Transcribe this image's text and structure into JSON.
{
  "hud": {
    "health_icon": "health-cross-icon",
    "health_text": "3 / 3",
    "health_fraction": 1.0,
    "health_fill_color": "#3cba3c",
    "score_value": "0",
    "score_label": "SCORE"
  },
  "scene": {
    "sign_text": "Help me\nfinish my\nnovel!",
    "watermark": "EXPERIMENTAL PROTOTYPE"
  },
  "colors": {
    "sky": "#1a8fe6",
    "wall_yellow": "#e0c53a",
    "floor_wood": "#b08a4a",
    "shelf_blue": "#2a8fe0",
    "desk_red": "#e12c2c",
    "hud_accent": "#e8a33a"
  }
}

━━━━

Instruction
Copy every record above exactly as it appears.

Task response
Transcribe this image's text and structure into JSON.
{
  "hud": {
    "health_icon": "health-cross-icon",
    "health_text": "3 / 3",
    "health_fraction": 1.0,
    "health_fill_color": "#3cba3c",
    "score_value": "0",
    "score_label": "SCORE"
  },
  "scene": {
    "sign_text": "Help me\nfinish my\nnovel!",
    "watermark": "EXPERIMENTAL PROTOTYPE"
  },
  "colors": {
    "sky": "#1a8fe6",
    "wall_yellow": "#e0c53a",
    "floor_wood": "#b08a4a",
    "shelf_blue": "#2a8fe0",
    "desk_red": "#e12c2c",
    "hud_accent": "#e8a33a"
  }
}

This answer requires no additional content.